What the exercise asks
Output the material beneath exactly, leaving nothing out.

Record extracts
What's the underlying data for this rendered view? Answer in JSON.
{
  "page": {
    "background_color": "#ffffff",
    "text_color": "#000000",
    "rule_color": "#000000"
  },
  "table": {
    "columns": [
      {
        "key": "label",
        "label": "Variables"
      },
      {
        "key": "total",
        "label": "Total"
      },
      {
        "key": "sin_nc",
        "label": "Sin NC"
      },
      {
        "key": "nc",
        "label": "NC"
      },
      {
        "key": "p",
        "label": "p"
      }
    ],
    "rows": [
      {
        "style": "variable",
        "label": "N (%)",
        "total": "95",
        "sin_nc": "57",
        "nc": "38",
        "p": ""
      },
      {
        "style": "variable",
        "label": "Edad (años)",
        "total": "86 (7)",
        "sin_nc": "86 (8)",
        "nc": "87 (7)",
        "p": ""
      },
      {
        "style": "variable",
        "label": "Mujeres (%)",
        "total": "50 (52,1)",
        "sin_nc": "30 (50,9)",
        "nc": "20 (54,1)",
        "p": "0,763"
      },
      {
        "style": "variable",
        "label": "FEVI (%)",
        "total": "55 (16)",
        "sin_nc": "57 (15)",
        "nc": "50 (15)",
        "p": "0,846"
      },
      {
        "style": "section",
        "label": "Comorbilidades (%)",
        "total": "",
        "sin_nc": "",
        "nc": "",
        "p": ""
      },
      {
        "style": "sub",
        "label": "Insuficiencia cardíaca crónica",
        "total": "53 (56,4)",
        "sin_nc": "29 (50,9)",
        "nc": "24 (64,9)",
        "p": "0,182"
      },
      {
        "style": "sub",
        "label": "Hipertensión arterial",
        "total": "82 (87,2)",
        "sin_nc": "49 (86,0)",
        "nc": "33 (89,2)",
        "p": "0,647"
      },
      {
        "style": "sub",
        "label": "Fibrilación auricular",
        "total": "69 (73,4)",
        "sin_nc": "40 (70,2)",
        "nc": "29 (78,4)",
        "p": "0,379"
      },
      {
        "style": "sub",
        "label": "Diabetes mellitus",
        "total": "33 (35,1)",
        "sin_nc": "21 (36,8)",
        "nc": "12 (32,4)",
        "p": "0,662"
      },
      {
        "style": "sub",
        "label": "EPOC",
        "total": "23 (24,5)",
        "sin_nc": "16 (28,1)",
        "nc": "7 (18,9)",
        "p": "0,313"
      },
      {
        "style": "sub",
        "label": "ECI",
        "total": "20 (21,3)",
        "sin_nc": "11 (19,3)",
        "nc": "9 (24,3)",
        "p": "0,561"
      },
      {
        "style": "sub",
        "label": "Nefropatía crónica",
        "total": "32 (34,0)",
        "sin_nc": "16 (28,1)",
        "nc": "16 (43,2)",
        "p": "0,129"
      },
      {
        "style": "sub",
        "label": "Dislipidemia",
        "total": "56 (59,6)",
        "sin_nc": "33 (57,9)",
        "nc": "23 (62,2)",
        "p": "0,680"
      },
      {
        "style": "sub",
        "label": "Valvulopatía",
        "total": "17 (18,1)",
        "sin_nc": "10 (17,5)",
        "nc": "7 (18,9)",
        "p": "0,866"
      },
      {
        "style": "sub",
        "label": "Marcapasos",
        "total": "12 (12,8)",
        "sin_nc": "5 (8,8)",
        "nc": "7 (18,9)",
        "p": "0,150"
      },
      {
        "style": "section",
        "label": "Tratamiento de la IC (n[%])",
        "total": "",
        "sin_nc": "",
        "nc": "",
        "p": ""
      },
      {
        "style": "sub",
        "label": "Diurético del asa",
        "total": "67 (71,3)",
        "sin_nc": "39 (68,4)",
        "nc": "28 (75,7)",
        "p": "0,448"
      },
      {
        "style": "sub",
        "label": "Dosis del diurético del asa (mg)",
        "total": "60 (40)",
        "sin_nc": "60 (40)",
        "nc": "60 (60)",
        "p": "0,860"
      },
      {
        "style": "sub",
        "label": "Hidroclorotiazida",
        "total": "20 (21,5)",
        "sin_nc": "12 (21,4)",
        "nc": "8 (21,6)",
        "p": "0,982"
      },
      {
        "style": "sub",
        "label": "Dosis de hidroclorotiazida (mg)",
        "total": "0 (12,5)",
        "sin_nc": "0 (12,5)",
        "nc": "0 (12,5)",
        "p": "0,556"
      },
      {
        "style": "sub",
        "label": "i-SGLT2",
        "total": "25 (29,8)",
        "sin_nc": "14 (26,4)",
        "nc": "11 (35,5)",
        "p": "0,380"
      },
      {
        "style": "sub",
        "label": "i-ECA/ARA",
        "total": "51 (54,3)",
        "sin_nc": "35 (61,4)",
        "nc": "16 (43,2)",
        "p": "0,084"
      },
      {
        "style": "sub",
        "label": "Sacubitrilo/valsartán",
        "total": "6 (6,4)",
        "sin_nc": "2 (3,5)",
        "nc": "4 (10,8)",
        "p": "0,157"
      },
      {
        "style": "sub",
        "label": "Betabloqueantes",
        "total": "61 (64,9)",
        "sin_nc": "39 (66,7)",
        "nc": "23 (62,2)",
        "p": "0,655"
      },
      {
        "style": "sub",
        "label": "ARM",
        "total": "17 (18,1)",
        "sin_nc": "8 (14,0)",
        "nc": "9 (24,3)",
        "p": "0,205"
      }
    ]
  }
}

Exercise output
What's the underlying data for this rendered view? Answer in JSON.
{
  "page": {
    "background_color": "#ffffff",
    "text_color": "#000000",
    "rule_color": "#000000"
  },
  "table": {
    "columns": [
      {
        "key": "label",
        "label": "Variables"
      },
      {
        "key": "total",
        "label": "Total"
      },
      {
        "key": "sin_nc",
        "label": "Sin NC"
      },
      {
        "key": "nc",
        "label": "NC"
      },
      {
        "key": "p",
        "label": "p"
      }
    ],
    "rows": [
      {
        "style": "variable",
        "label": "N (%)",
        "total": "95",
        "sin_nc": "57",
        "nc": "38",
        "p": ""
      },
      {
        "style": "variable",
        "label": "Edad (años)",
        "total": "86 (7)",
        "sin_nc": "86 (8)",
        "nc": "87 (7)",
        "p": ""
      },
      {
        "style": "variable",
        "label": "Mujeres (%)",
        "total": "50 (52,1)",
        "sin_nc": "30 (50,9)",
        "nc": "20 (54,1)",
        "p": "0,763"
      },
      {
        "style": "variable",
        "label": "FEVI (%)",
        "total": "55 (16)",
        "sin_nc": "57 (15)",
        "nc": "50 (15)",
        "p": "0,846"
      },
      {
        "style": "section",
        "label": "Comorbilidades (%)",
        "total": "",
        "sin_nc": "",
        "nc": "",
        "p": ""
      },
      {
        "style": "sub",
        "label": "Insuficiencia cardíaca crónica",
        "total": "53 (56,4)",
        "sin_nc": "29 (50,9)",
        "nc": "24 (64,9)",
        "p": "0,182"
      },
      {
        "style": "sub",
        "label": "Hipertensión arterial",
        "total": "82 (87,2)",
        "sin_nc": "49 (86,0)",
        "nc": "33 (89,2)",
        "p": "0,647"
      },
      {
        "style": "sub",
        "label": "Fibrilación auricular",
        "total": "69 (73,4)",
        "sin_nc": "40 (70,2)",
        "nc": "29 (78,4)",
        "p": "0,379"
      },
      {
        "style": "sub",
        "label": "Diabetes mellitus",
        "total": "33 (35,1)",
        "sin_nc": "21 (36,8)",
        "nc": "12 (32,4)",
        "p": "0,662"
      },
      {
        "style": "sub",
        "label": "EPOC",
        "total": "23 (24,5)",
        "sin_nc": "16 (28,1)",
        "nc": "7 (18,9)",
        "p": "0,313"
      },
      {
        "style": "sub",
        "label": "ECI",
        "total": "20 (21,3)",
        "sin_nc": "11 (19,3)",
        "nc": "9 (24,3)",
        "p": "0,561"
      },
      {
        "style": "sub",
        "label": "Nefropatía crónica",
        "total": "32 (34,0)",
        "sin_nc": "16 (28,1)",
        "nc": "16 (43,2)",
        "p": "0,129"
      },
      {
        "style": "sub",
        "label": "Dislipidemia",
        "total": "56 (59,6)",
        "sin_nc": "33 (57,9)",
        "nc": "23 (62,2)",
        "p": "0,680"
      },
      {
        "style": "sub",
        "label": "Valvulopatía",
        "total": "17 (18,1)",
        "sin_nc": "10 (17,5)",
        "nc": "7 (18,9)",
        "p": "0,866"
      },
      {
        "style": "sub",
        "label": "Marcapasos",
        "total": "12 (12,8)",
        "sin_nc": "5 (8,8)",
        "nc": "7 (18,9)",
        "p": "0,150"
      },
      {
        "style": "section",
        "label": "Tratamiento de la IC (n[%])",
        "total": "",
        "sin_nc": "",
        "nc": "",
        "p": ""
      },
      {
        "style": "sub",
        "label": "Diurético del asa",
        "total": "67 (71,3)",
        "sin_nc": "39 (68,4)",
        "nc": "28 (75,7)",
        "p": "0,448"
      },
      {
        "style": "sub",
        "label": "Dosis del diurético del asa (mg)",
        "total": "60 (40)",
        "sin_nc": "60 (40)",
        "nc": "60 (60)",
        "p": "0,860"
      },
      {
        "style": "sub",
        "label": "Hidroclorotiazida",
        "total": "20 (21,5)",
        "sin_nc": "12 (21,4)",
        "nc": "8 (21,6)",
        "p": "0,982"
      },
      {
        "style": "sub",
        "label": "Dosis de hidroclorotiazida (mg)",
        "total": "0 (12,5)",
        "sin_nc": "0 (12,5)",
        "nc": "0 (12,5)",
        "p": "0,556"
      },
      {
        "style": "sub",
        "label": "i-SGLT2",
        "total": "25 (29,8)",
        "sin_nc": "14 (26,4)",
        "nc": "11 (35,5)",
        "p": "0,380"
      },
      {
        "style": "sub",
        "label": "i-ECA/ARA",
        "total": "51 (54,3)",
        "sin_nc": "35 (61,4)",
        "nc": "16 (43,2)",
        "p": "0,084"
      },
      {
        "style": "sub",
        "label": "Sacubitrilo/valsartán",
        "total": "6 (6,4)",
        "sin_nc": "2 (3,5)",
        "nc": "4 (10,8)",
        "p": "0,157"
      },
      {
        "style": "sub",
        "label": "Betabloqueantes",
        "total": "61 (64,9)",
        "sin_nc": "39 (66,7)",
        "nc": "23 (62,2)",
        "p": "0,655"
      },
      {
        "style": "sub",
        "label": "ARM",
        "total": "17 (18,1)",
        "sin_nc": "8 (14,0)",
        "nc": "9 (24,3)",
        "p": "0,205"
      }
    ]
  }
}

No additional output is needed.